**Task material**
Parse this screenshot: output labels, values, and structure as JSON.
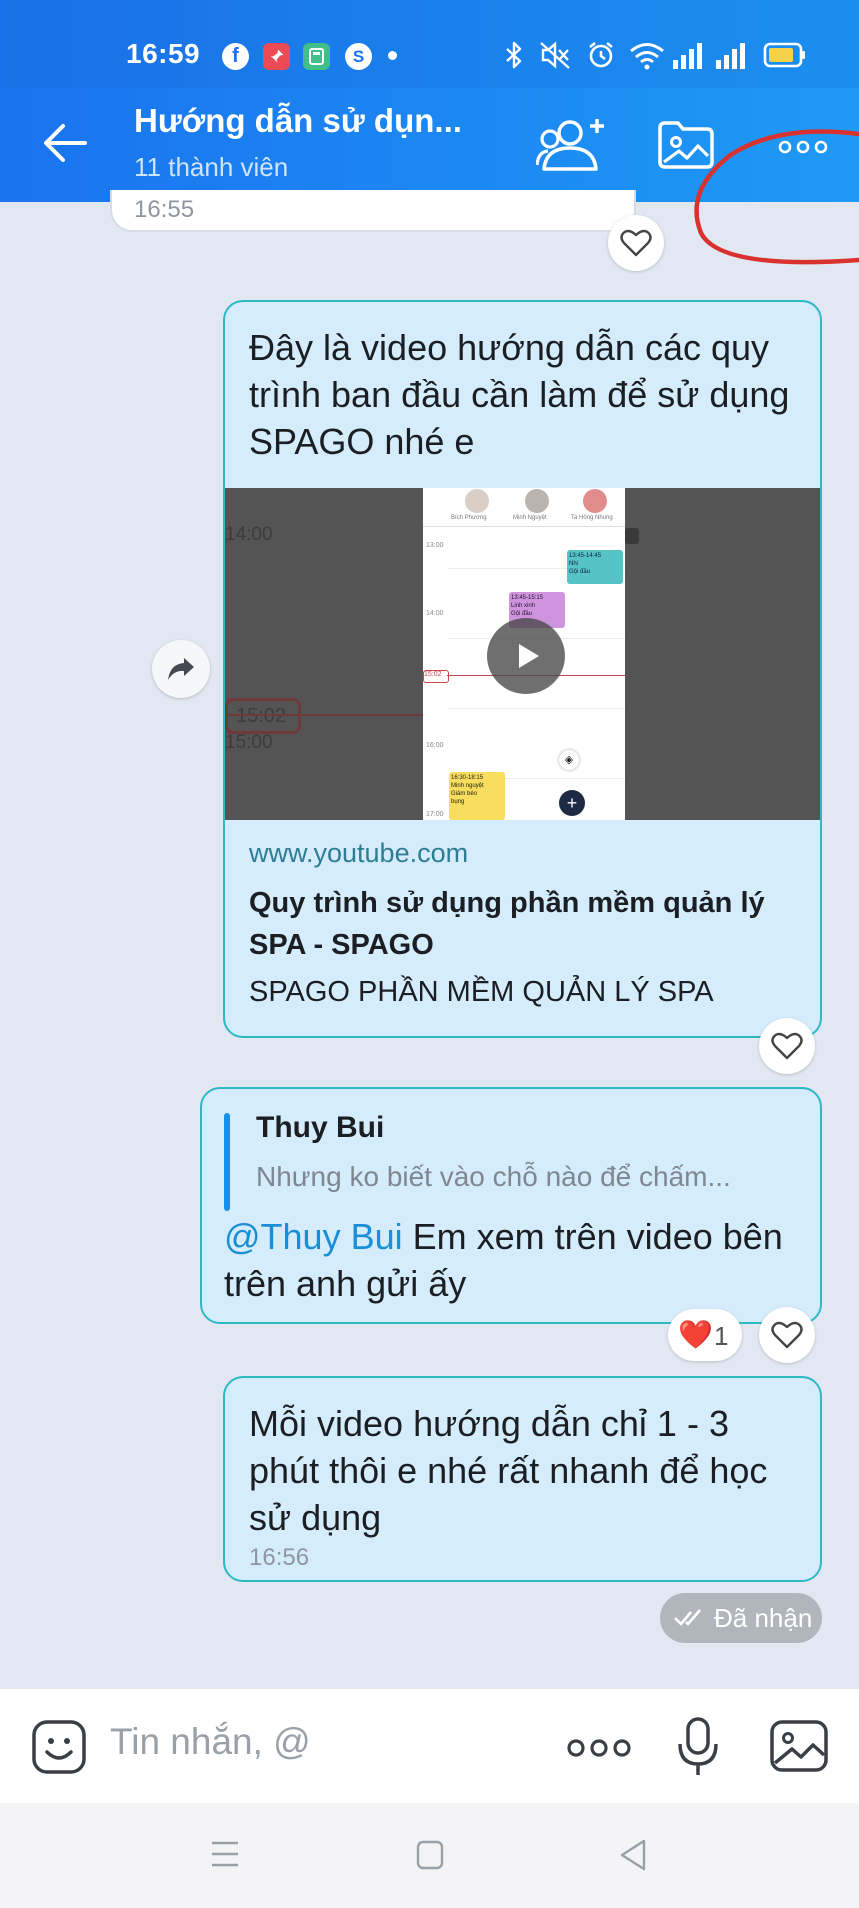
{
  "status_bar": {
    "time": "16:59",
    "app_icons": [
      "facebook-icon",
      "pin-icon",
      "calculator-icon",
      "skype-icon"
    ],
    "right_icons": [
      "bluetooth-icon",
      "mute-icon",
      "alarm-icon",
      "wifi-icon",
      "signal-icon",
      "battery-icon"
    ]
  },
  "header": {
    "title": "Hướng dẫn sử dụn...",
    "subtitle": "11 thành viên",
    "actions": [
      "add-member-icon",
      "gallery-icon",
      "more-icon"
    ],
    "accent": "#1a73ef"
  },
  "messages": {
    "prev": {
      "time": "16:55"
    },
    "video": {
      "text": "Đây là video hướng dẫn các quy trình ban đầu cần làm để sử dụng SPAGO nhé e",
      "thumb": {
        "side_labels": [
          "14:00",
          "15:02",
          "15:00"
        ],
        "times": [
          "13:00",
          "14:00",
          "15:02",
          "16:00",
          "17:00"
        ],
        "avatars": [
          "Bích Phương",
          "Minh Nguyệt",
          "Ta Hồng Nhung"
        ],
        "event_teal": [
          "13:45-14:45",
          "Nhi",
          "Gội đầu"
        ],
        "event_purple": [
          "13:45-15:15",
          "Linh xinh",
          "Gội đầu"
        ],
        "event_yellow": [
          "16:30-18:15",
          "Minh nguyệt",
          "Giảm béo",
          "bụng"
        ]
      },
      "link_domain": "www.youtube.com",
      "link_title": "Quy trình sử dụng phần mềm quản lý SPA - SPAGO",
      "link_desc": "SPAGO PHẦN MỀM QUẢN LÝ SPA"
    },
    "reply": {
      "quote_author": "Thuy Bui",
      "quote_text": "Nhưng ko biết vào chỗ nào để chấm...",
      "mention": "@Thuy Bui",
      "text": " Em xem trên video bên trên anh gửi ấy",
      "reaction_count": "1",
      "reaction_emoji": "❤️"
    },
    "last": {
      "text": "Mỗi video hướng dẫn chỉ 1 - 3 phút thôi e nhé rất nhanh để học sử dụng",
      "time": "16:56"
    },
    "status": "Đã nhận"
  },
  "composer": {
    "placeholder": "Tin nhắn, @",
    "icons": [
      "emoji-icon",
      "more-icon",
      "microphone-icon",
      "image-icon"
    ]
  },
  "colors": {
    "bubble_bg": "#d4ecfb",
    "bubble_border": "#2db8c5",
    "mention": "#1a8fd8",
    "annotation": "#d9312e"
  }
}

**Task objective**
Take the listing above and restate it word for word, without its pictures.

**Exercise output**
Parse this screenshot: output labels, values, and structure as JSON.
{
  "status_bar": {
    "time": "16:59",
    "app_icons": [
      "facebook-icon",
      "pin-icon",
      "calculator-icon",
      "skype-icon"
    ],
    "right_icons": [
      "bluetooth-icon",
      "mute-icon",
      "alarm-icon",
      "wifi-icon",
      "signal-icon",
      "battery-icon"
    ]
  },
  "header": {
    "title": "Hướng dẫn sử dụn...",
    "subtitle": "11 thành viên",
    "actions": [
      "add-member-icon",
      "gallery-icon",
      "more-icon"
    ],
    "accent": "#1a73ef"
  },
  "messages": {
    "prev": {
      "time": "16:55"
    },
    "video": {
      "text": "Đây là video hướng dẫn các quy trình ban đầu cần làm để sử dụng SPAGO nhé e",
      "thumb": {
        "side_labels": [
          "14:00",
          "15:02",
          "15:00"
        ],
        "times": [
          "13:00",
          "14:00",
          "15:02",
          "16:00",
          "17:00"
        ],
        "avatars": [
          "Bích Phương",
          "Minh Nguyệt",
          "Ta Hồng Nhung"
        ],
        "event_teal": [
          "13:45-14:45",
          "Nhi",
          "Gội đầu"
        ],
        "event_purple": [
          "13:45-15:15",
          "Linh xinh",
          "Gội đầu"
        ],
        "event_yellow": [
          "16:30-18:15",
          "Minh nguyệt",
          "Giảm béo",
          "bụng"
        ]
      },
      "link_domain": "www.youtube.com",
      "link_title": "Quy trình sử dụng phần mềm quản lý SPA - SPAGO",
      "link_desc": "SPAGO PHẦN MỀM QUẢN LÝ SPA"
    },
    "reply": {
      "quote_author": "Thuy Bui",
      "quote_text": "Nhưng ko biết vào chỗ nào để chấm...",
      "mention": "@Thuy Bui",
      "text": " Em xem trên video bên trên anh gửi ấy",
      "reaction_count": "1",
      "reaction_emoji": "❤️"
    },
    "last": {
      "text": "Mỗi video hướng dẫn chỉ 1 - 3 phút thôi e nhé rất nhanh để học sử dụng",
      "time": "16:56"
    },
    "status": "Đã nhận"
  },
  "composer": {
    "placeholder": "Tin nhắn, @",
    "icons": [
      "emoji-icon",
      "more-icon",
      "microphone-icon",
      "image-icon"
    ]
  },
  "colors": {
    "bubble_bg": "#d4ecfb",
    "bubble_border": "#2db8c5",
    "mention": "#1a8fd8",
    "annotation": "#d9312e"
  }
}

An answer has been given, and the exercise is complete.